---------- Material provided
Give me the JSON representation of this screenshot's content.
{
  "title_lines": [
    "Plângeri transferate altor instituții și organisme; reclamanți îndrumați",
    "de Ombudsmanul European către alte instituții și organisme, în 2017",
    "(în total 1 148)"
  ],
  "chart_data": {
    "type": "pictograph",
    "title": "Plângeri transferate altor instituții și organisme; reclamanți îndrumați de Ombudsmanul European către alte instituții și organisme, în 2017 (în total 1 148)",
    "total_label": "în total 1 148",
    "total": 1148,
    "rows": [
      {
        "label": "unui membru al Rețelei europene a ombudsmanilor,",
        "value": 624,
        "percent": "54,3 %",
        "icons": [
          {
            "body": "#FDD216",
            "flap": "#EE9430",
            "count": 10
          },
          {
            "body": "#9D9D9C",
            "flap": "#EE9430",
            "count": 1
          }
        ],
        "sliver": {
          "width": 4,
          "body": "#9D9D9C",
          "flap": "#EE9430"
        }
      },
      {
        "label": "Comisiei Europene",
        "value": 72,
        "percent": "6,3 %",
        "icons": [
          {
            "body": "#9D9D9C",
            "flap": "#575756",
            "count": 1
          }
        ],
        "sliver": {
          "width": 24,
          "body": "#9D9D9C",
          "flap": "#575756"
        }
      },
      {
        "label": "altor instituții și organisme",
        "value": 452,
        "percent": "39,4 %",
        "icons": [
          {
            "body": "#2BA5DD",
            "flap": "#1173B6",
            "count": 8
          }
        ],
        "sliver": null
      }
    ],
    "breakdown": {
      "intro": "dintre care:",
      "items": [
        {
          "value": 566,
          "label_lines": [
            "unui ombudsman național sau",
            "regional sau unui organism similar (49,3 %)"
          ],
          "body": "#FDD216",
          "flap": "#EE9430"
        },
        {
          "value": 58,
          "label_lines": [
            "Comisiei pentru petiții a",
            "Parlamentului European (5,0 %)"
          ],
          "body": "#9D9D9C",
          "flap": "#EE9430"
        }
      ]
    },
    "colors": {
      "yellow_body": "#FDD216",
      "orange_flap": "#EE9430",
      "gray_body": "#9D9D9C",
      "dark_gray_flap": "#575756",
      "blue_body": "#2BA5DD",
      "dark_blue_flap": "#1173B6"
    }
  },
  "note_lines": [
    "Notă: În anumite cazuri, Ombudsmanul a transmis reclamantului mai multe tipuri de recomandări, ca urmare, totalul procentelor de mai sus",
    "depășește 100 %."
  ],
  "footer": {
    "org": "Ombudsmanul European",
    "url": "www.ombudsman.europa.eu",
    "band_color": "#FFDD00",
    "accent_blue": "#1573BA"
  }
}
--------------------
- **Given exercise**:
From the entries above, copy each line holding "Plângeri".

- **Final result**:
    "Plângeri transferate altor instituții și organisme; reclamanți îndrumați",
    "title": "Plângeri transferate altor instituții și organisme; reclamanți îndrumați de Ombudsmanul European către alte instituții și organisme, în 2017 (în total 1 148)",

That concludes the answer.